[START Extracted material]

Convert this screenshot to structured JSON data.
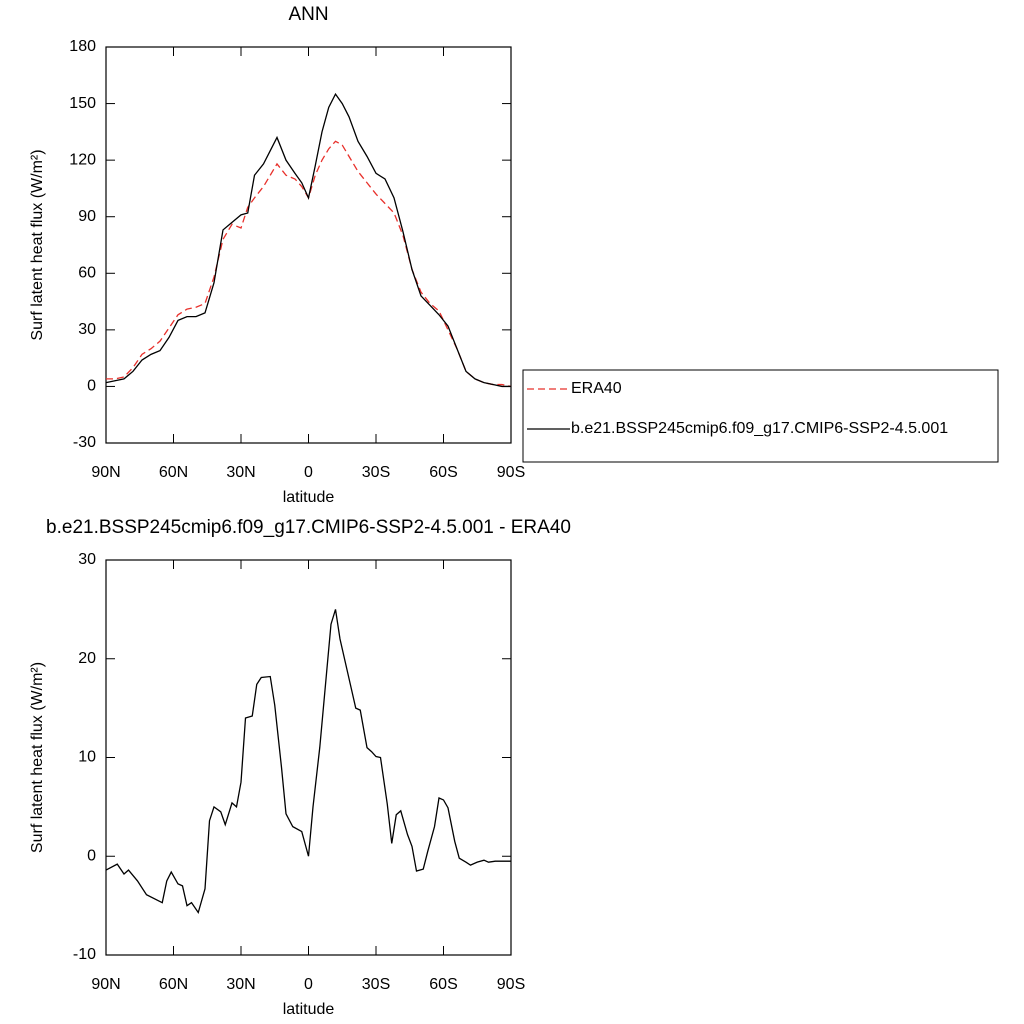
{
  "chart_data": [
    {
      "type": "line",
      "title": "ANN",
      "xlabel": "latitude",
      "ylabel": "Surf latent heat flux (W/m²)",
      "x": [
        90,
        86,
        82,
        78,
        74,
        70,
        66,
        62,
        58,
        54,
        50,
        46,
        42,
        38,
        34,
        30,
        27,
        24,
        20,
        17,
        14,
        10,
        6,
        3,
        0,
        -3,
        -6,
        -9,
        -12,
        -15,
        -18,
        -22,
        -26,
        -30,
        -34,
        -38,
        -42,
        -46,
        -50,
        -54,
        -58,
        -62,
        -66,
        -70,
        -74,
        -78,
        -82,
        -86,
        -90
      ],
      "series": [
        {
          "name": "ERA40",
          "color": "#e8302b",
          "dashed": true,
          "values": [
            4,
            4,
            5,
            10,
            17,
            20,
            24,
            31,
            38,
            41,
            42,
            44,
            58,
            78,
            86,
            84,
            95,
            100,
            106,
            112,
            118,
            112,
            110,
            106,
            100,
            112,
            120,
            126,
            130,
            128,
            122,
            114,
            108,
            102,
            97,
            92,
            80,
            62,
            50,
            44,
            40,
            30,
            20,
            8,
            4,
            2,
            1,
            1,
            0
          ]
        },
        {
          "name": "b.e21.BSSP245cmip6.f09_g17.CMIP6-SSP2-4.5.001",
          "color": "#000000",
          "dashed": false,
          "values": [
            2,
            3,
            4,
            8,
            14,
            17,
            19,
            26,
            35,
            37,
            37,
            39,
            55,
            83,
            87,
            91,
            92,
            112,
            118,
            125,
            132,
            120,
            113,
            108,
            100,
            117,
            135,
            148,
            155,
            150,
            143,
            130,
            122,
            113,
            110,
            100,
            82,
            62,
            48,
            43,
            38,
            32,
            20,
            8,
            4,
            2,
            1,
            0,
            0
          ]
        }
      ],
      "xlim": [
        90,
        -90
      ],
      "xticks": [
        {
          "value": 90,
          "label": "90N"
        },
        {
          "value": 60,
          "label": "60N"
        },
        {
          "value": 30,
          "label": "30N"
        },
        0,
        {
          "value": -30,
          "label": "30S"
        },
        {
          "value": -60,
          "label": "60S"
        },
        {
          "value": -90,
          "label": "90S"
        }
      ],
      "ylim": [
        -30,
        180
      ],
      "yticks": [
        -30,
        0,
        30,
        60,
        90,
        120,
        150,
        180
      ],
      "grid": false,
      "legend": "right"
    },
    {
      "type": "line",
      "title": "b.e21.BSSP245cmip6.f09_g17.CMIP6-SSP2-4.5.001 - ERA40",
      "xlabel": "latitude",
      "ylabel": "Surf latent heat flux (W/m²)",
      "x": [
        90,
        85,
        82,
        80,
        76,
        72,
        65,
        63,
        61,
        58,
        56,
        54,
        52,
        49,
        46,
        44,
        42,
        39,
        37,
        34,
        32,
        30,
        28,
        25,
        23,
        21,
        17,
        15,
        12,
        10,
        7,
        3,
        0,
        -2,
        -5,
        -8,
        -10,
        -12,
        -14,
        -17,
        -19,
        -21,
        -23,
        -26,
        -28,
        -30,
        -32,
        -35,
        -37,
        -39,
        -41,
        -44,
        -46,
        -48,
        -51,
        -53,
        -56,
        -58,
        -60,
        -62,
        -65,
        -67,
        -70,
        -72,
        -75,
        -78,
        -80,
        -83,
        -86,
        -90
      ],
      "series": [
        {
          "color": "#000000",
          "dashed": false,
          "values": [
            -1.4,
            -0.8,
            -1.8,
            -1.4,
            -2.5,
            -3.9,
            -4.7,
            -2.5,
            -1.6,
            -2.8,
            -3,
            -5,
            -4.7,
            -5.7,
            -3.3,
            3.6,
            5,
            4.5,
            3.2,
            5.4,
            5,
            7.5,
            14,
            14.2,
            17.4,
            18.1,
            18.2,
            15.3,
            9,
            4.3,
            3,
            2.5,
            0,
            5,
            11,
            18.5,
            23.5,
            25,
            22,
            19,
            17,
            15,
            14.8,
            11,
            10.6,
            10.1,
            10,
            5.3,
            1.3,
            4.2,
            4.6,
            2.2,
            1,
            -1.5,
            -1.3,
            0.5,
            3,
            5.9,
            5.7,
            4.9,
            1.5,
            -0.2,
            -0.6,
            -0.9,
            -0.6,
            -0.4,
            -0.6,
            -0.5,
            -0.5,
            -0.5
          ]
        }
      ],
      "xlim": [
        90,
        -90
      ],
      "xticks": [
        {
          "value": 90,
          "label": "90N"
        },
        {
          "value": 60,
          "label": "60N"
        },
        {
          "value": 30,
          "label": "30N"
        },
        0,
        {
          "value": -30,
          "label": "30S"
        },
        {
          "value": -60,
          "label": "60S"
        },
        {
          "value": -90,
          "label": "90S"
        }
      ],
      "ylim": [
        -10,
        30
      ],
      "yticks": [
        -10,
        0,
        10,
        20,
        30
      ],
      "grid": false
    }
  ]
}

[END Extracted material]

== Task details ==
Write the material out again exactly as it appears, dropping the pictures.

== Task response ==
Convert this screenshot to structured JSON data.
{
  "chart_data": [
    {
      "type": "line",
      "title": "ANN",
      "xlabel": "latitude",
      "ylabel": "Surf latent heat flux (W/m²)",
      "x": [
        90,
        86,
        82,
        78,
        74,
        70,
        66,
        62,
        58,
        54,
        50,
        46,
        42,
        38,
        34,
        30,
        27,
        24,
        20,
        17,
        14,
        10,
        6,
        3,
        0,
        -3,
        -6,
        -9,
        -12,
        -15,
        -18,
        -22,
        -26,
        -30,
        -34,
        -38,
        -42,
        -46,
        -50,
        -54,
        -58,
        -62,
        -66,
        -70,
        -74,
        -78,
        -82,
        -86,
        -90
      ],
      "series": [
        {
          "name": "ERA40",
          "color": "#e8302b",
          "dashed": true,
          "values": [
            4,
            4,
            5,
            10,
            17,
            20,
            24,
            31,
            38,
            41,
            42,
            44,
            58,
            78,
            86,
            84,
            95,
            100,
            106,
            112,
            118,
            112,
            110,
            106,
            100,
            112,
            120,
            126,
            130,
            128,
            122,
            114,
            108,
            102,
            97,
            92,
            80,
            62,
            50,
            44,
            40,
            30,
            20,
            8,
            4,
            2,
            1,
            1,
            0
          ]
        },
        {
          "name": "b.e21.BSSP245cmip6.f09_g17.CMIP6-SSP2-4.5.001",
          "color": "#000000",
          "dashed": false,
          "values": [
            2,
            3,
            4,
            8,
            14,
            17,
            19,
            26,
            35,
            37,
            37,
            39,
            55,
            83,
            87,
            91,
            92,
            112,
            118,
            125,
            132,
            120,
            113,
            108,
            100,
            117,
            135,
            148,
            155,
            150,
            143,
            130,
            122,
            113,
            110,
            100,
            82,
            62,
            48,
            43,
            38,
            32,
            20,
            8,
            4,
            2,
            1,
            0,
            0
          ]
        }
      ],
      "xlim": [
        90,
        -90
      ],
      "xticks": [
        {
          "value": 90,
          "label": "90N"
        },
        {
          "value": 60,
          "label": "60N"
        },
        {
          "value": 30,
          "label": "30N"
        },
        0,
        {
          "value": -30,
          "label": "30S"
        },
        {
          "value": -60,
          "label": "60S"
        },
        {
          "value": -90,
          "label": "90S"
        }
      ],
      "ylim": [
        -30,
        180
      ],
      "yticks": [
        -30,
        0,
        30,
        60,
        90,
        120,
        150,
        180
      ],
      "grid": false,
      "legend": "right"
    },
    {
      "type": "line",
      "title": "b.e21.BSSP245cmip6.f09_g17.CMIP6-SSP2-4.5.001 - ERA40",
      "xlabel": "latitude",
      "ylabel": "Surf latent heat flux (W/m²)",
      "x": [
        90,
        85,
        82,
        80,
        76,
        72,
        65,
        63,
        61,
        58,
        56,
        54,
        52,
        49,
        46,
        44,
        42,
        39,
        37,
        34,
        32,
        30,
        28,
        25,
        23,
        21,
        17,
        15,
        12,
        10,
        7,
        3,
        0,
        -2,
        -5,
        -8,
        -10,
        -12,
        -14,
        -17,
        -19,
        -21,
        -23,
        -26,
        -28,
        -30,
        -32,
        -35,
        -37,
        -39,
        -41,
        -44,
        -46,
        -48,
        -51,
        -53,
        -56,
        -58,
        -60,
        -62,
        -65,
        -67,
        -70,
        -72,
        -75,
        -78,
        -80,
        -83,
        -86,
        -90
      ],
      "series": [
        {
          "color": "#000000",
          "dashed": false,
          "values": [
            -1.4,
            -0.8,
            -1.8,
            -1.4,
            -2.5,
            -3.9,
            -4.7,
            -2.5,
            -1.6,
            -2.8,
            -3,
            -5,
            -4.7,
            -5.7,
            -3.3,
            3.6,
            5,
            4.5,
            3.2,
            5.4,
            5,
            7.5,
            14,
            14.2,
            17.4,
            18.1,
            18.2,
            15.3,
            9,
            4.3,
            3,
            2.5,
            0,
            5,
            11,
            18.5,
            23.5,
            25,
            22,
            19,
            17,
            15,
            14.8,
            11,
            10.6,
            10.1,
            10,
            5.3,
            1.3,
            4.2,
            4.6,
            2.2,
            1,
            -1.5,
            -1.3,
            0.5,
            3,
            5.9,
            5.7,
            4.9,
            1.5,
            -0.2,
            -0.6,
            -0.9,
            -0.6,
            -0.4,
            -0.6,
            -0.5,
            -0.5,
            -0.5
          ]
        }
      ],
      "xlim": [
        90,
        -90
      ],
      "xticks": [
        {
          "value": 90,
          "label": "90N"
        },
        {
          "value": 60,
          "label": "60N"
        },
        {
          "value": 30,
          "label": "30N"
        },
        0,
        {
          "value": -30,
          "label": "30S"
        },
        {
          "value": -60,
          "label": "60S"
        },
        {
          "value": -90,
          "label": "90S"
        }
      ],
      "ylim": [
        -10,
        30
      ],
      "yticks": [
        -10,
        0,
        10,
        20,
        30
      ],
      "grid": false
    }
  ]
}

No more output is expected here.